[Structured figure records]
#####

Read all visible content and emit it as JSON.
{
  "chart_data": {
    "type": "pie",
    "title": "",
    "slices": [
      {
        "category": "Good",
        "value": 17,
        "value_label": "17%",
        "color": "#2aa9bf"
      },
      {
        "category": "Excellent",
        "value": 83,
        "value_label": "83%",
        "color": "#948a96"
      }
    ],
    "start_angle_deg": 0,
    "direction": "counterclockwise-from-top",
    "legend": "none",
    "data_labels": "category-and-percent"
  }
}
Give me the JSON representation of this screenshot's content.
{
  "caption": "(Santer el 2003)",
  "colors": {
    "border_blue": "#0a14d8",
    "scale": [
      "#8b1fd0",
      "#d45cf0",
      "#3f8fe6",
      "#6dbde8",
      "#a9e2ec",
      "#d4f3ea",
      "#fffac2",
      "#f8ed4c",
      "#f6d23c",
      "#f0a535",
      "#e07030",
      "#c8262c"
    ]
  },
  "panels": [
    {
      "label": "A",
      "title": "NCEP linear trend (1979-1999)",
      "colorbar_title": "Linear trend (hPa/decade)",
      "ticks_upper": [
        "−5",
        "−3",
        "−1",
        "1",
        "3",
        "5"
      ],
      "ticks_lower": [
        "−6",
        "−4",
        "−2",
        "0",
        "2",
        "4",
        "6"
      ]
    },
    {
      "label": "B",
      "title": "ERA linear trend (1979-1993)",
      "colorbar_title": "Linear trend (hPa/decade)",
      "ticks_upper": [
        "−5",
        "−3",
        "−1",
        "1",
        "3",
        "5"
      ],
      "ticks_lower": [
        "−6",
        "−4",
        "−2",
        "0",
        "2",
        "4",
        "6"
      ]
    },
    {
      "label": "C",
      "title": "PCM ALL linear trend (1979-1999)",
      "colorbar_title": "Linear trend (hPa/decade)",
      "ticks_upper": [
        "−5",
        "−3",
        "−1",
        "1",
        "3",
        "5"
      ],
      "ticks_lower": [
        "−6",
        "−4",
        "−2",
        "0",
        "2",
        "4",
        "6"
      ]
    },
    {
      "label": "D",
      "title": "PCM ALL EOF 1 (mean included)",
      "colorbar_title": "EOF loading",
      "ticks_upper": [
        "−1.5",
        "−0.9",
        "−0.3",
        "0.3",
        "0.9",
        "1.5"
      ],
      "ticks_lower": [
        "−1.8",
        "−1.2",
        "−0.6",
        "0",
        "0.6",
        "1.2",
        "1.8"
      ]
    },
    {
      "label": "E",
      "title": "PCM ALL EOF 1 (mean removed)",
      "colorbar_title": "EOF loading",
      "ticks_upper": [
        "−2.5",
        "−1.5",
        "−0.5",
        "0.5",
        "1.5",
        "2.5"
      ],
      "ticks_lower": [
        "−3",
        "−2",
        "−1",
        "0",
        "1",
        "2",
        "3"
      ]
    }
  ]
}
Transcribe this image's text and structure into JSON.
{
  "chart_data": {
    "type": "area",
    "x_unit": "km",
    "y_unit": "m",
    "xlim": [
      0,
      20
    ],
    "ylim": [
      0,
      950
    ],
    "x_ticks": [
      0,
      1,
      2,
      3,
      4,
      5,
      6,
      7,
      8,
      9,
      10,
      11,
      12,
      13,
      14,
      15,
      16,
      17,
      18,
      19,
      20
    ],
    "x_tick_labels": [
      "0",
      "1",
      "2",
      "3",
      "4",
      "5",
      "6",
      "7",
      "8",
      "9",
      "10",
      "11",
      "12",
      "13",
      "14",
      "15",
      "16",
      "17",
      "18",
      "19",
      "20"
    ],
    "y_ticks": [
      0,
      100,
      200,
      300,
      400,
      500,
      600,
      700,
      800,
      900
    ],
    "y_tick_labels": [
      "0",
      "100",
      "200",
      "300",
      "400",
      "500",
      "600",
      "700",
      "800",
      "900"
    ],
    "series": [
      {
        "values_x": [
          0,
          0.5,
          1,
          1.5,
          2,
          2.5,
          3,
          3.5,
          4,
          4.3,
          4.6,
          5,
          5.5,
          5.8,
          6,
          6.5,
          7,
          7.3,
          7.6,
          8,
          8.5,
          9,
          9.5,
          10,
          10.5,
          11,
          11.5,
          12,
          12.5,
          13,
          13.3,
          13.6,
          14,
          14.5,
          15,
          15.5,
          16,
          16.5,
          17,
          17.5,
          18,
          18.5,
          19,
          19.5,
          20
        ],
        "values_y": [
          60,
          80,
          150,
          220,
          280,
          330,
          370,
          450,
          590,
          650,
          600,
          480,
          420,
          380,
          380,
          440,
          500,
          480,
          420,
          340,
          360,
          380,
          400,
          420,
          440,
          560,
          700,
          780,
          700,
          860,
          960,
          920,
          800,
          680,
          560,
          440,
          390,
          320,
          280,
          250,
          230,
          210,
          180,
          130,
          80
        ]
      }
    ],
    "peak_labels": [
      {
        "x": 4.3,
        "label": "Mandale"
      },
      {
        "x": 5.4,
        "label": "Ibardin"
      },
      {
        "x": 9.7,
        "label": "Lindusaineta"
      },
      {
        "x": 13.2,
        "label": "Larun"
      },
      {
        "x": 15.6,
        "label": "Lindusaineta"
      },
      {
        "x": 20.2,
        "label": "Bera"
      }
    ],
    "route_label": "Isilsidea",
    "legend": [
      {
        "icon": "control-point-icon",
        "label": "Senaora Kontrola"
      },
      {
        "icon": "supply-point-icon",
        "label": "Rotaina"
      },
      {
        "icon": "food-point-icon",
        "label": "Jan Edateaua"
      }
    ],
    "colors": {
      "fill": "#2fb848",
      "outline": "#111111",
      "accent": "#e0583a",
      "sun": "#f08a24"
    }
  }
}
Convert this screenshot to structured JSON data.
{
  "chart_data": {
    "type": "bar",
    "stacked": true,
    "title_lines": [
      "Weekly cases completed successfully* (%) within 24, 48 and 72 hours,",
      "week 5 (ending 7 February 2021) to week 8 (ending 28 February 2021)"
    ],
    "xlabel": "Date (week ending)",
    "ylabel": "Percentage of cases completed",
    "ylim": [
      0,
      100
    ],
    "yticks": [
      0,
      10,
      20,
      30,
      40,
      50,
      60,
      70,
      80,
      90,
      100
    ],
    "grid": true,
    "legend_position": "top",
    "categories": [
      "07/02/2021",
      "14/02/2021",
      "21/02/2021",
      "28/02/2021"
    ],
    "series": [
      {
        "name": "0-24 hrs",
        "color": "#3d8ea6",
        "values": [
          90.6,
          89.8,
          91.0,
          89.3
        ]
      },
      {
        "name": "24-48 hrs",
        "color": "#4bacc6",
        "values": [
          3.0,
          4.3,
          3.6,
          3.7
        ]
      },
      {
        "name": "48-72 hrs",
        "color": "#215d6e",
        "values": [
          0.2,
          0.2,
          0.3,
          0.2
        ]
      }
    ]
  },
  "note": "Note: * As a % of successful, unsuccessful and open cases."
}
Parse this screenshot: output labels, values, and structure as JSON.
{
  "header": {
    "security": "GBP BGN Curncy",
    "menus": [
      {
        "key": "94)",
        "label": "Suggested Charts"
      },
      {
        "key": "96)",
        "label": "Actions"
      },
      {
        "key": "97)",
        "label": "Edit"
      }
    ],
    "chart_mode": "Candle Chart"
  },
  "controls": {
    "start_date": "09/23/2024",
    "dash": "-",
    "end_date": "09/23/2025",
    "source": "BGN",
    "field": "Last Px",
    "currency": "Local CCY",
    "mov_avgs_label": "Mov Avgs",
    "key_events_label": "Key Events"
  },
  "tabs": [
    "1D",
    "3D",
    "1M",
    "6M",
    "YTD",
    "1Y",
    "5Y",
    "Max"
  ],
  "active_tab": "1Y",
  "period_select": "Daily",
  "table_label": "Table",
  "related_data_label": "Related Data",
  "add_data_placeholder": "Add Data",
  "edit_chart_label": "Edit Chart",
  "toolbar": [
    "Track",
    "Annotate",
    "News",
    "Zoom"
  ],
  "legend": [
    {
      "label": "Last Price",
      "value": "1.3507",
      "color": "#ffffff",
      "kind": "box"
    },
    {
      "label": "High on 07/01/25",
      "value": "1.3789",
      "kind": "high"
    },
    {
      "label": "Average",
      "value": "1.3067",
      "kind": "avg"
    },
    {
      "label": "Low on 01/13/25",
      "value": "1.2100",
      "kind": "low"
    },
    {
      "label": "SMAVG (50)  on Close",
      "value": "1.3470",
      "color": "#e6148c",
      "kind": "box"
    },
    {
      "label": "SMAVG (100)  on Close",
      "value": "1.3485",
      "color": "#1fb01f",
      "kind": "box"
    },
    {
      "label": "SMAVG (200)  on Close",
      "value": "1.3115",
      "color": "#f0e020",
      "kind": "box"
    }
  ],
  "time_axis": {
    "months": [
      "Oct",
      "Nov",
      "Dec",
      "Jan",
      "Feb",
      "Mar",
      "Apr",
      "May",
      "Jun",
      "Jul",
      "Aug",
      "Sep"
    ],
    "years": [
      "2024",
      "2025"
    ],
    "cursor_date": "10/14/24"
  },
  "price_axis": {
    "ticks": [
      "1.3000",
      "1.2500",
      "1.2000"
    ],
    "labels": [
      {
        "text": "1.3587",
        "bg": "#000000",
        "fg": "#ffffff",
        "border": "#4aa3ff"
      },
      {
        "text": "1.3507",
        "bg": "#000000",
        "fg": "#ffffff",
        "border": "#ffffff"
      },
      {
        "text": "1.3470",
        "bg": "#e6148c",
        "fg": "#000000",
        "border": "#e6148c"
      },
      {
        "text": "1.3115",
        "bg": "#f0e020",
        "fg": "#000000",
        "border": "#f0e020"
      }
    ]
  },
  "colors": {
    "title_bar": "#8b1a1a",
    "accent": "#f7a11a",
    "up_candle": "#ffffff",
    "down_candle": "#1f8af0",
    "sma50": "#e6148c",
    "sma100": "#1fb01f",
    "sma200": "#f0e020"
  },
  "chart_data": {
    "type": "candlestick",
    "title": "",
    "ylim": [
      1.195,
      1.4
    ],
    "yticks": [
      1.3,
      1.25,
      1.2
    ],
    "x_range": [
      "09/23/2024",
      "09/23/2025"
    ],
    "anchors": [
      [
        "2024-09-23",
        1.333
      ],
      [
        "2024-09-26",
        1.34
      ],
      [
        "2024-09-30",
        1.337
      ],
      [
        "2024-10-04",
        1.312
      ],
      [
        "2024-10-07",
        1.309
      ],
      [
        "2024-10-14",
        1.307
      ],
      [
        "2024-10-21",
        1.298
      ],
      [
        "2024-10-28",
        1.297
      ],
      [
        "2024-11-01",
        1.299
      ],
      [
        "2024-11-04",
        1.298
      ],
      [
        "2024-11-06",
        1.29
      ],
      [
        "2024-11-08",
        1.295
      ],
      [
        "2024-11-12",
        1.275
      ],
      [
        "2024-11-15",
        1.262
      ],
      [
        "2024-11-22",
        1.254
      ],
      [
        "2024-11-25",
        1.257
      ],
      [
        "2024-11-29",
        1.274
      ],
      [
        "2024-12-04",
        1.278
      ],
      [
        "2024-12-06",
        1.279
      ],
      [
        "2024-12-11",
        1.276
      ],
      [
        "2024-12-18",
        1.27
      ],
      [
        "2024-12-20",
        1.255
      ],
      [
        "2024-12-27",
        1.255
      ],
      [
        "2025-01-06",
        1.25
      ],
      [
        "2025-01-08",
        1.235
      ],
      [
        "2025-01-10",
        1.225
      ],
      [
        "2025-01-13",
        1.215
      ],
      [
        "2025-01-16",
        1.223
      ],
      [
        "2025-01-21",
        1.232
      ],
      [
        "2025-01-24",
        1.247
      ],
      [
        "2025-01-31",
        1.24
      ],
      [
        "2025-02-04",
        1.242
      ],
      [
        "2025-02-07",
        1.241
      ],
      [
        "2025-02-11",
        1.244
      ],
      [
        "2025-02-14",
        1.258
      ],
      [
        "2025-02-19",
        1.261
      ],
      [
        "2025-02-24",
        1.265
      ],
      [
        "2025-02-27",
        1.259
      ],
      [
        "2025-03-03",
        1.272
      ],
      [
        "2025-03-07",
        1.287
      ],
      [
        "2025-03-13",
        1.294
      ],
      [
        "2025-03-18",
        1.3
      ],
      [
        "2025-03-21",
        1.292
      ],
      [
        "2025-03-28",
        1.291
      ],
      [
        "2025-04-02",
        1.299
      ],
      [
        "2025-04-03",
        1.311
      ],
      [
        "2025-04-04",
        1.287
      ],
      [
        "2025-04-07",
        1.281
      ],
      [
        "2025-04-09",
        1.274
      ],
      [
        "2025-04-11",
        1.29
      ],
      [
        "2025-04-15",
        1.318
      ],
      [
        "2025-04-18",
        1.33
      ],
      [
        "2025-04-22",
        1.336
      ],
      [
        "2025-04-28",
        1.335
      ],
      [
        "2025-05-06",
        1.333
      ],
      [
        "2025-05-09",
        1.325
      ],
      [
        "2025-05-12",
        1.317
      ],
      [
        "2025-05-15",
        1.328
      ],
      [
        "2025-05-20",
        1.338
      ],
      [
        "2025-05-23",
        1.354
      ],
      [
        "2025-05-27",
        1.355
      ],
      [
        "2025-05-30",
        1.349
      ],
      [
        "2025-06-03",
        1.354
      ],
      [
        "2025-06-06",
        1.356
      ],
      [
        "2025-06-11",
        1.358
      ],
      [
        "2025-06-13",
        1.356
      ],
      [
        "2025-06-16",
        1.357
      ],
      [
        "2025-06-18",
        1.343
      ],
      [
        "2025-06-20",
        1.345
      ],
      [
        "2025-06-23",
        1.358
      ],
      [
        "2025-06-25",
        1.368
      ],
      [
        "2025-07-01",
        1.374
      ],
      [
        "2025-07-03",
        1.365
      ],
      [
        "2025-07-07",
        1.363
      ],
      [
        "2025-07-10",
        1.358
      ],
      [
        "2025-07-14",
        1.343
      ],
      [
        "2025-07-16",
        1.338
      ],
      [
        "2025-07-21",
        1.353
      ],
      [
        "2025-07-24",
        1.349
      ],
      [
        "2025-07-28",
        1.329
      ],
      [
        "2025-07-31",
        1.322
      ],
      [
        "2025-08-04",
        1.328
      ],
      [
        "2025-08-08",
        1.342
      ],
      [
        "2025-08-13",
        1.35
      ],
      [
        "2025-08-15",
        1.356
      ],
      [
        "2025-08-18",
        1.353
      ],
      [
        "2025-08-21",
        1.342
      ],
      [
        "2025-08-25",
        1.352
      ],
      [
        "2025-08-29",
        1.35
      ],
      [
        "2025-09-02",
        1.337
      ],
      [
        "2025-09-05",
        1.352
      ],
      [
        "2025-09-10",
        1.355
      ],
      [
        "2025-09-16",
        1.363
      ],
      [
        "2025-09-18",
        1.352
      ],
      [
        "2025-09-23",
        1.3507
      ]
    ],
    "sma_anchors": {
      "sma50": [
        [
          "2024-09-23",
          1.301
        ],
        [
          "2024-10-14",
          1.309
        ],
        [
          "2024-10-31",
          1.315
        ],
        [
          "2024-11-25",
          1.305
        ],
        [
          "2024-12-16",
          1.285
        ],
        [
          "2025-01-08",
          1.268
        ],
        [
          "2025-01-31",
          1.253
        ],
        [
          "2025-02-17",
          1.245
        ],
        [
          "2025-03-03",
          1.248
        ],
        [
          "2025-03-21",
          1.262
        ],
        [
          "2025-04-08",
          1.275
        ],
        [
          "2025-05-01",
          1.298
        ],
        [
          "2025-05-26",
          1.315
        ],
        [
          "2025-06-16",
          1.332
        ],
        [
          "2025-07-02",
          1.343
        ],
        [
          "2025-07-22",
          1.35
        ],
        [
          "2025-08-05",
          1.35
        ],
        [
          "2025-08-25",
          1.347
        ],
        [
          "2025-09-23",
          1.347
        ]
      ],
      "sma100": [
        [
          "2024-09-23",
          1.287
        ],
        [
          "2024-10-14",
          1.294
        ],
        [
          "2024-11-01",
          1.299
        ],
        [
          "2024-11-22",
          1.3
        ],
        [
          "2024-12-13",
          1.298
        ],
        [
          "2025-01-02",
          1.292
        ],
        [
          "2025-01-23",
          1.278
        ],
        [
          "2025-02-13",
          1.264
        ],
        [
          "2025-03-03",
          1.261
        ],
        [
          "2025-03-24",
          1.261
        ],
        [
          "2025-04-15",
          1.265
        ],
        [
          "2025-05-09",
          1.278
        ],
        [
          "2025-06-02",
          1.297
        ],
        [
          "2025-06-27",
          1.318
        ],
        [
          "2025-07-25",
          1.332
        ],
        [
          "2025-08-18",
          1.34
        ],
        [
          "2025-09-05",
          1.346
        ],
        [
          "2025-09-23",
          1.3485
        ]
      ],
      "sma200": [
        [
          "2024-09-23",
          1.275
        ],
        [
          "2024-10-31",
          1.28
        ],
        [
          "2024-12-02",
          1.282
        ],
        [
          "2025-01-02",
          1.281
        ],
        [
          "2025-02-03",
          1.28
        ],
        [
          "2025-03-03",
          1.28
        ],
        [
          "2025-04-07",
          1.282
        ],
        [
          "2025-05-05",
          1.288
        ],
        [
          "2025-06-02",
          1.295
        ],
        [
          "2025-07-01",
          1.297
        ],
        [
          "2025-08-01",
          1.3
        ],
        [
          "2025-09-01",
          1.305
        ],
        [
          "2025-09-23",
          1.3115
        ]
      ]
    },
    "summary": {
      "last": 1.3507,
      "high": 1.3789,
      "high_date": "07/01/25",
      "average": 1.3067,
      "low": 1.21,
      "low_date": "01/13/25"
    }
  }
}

#####

# [EXERCISE AIM]
Using the listing, copy every line where the word "name" shows up.

# [SOLUTION BELOW]
        "name": "0-24 hrs",
        "name": "24-48 hrs",
        "name": "48-72 hrs",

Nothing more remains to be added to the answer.